> WHAT IS EXPECTED:
Produce an exact copy of all the records.

> SUPPLIED ENTRIES:
(begin)

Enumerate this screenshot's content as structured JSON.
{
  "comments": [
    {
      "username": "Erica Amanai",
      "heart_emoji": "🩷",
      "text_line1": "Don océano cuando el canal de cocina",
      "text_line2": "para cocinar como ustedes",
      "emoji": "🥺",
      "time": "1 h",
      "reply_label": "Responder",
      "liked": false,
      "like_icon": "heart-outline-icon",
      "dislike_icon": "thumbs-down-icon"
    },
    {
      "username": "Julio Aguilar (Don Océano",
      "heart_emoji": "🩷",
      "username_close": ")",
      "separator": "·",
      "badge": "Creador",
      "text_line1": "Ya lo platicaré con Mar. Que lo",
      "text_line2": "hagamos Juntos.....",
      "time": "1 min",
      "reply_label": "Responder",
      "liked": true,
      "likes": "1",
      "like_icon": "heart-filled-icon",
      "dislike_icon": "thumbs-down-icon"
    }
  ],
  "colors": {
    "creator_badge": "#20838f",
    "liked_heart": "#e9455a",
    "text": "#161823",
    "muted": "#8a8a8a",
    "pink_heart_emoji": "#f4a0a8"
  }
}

(end)

> RESULT FOR THIS TASK:
Enumerate this screenshot's content as structured JSON.
{
  "comments": [
    {
      "username": "Erica Amanai",
      "heart_emoji": "🩷",
      "text_line1": "Don océano cuando el canal de cocina",
      "text_line2": "para cocinar como ustedes",
      "emoji": "🥺",
      "time": "1 h",
      "reply_label": "Responder",
      "liked": false,
      "like_icon": "heart-outline-icon",
      "dislike_icon": "thumbs-down-icon"
    },
    {
      "username": "Julio Aguilar (Don Océano",
      "heart_emoji": "🩷",
      "username_close": ")",
      "separator": "·",
      "badge": "Creador",
      "text_line1": "Ya lo platicaré con Mar. Que lo",
      "text_line2": "hagamos Juntos.....",
      "time": "1 min",
      "reply_label": "Responder",
      "liked": true,
      "likes": "1",
      "like_icon": "heart-filled-icon",
      "dislike_icon": "thumbs-down-icon"
    }
  ],
  "colors": {
    "creator_badge": "#20838f",
    "liked_heart": "#e9455a",
    "text": "#161823",
    "muted": "#8a8a8a",
    "pink_heart_emoji": "#f4a0a8"
  }
}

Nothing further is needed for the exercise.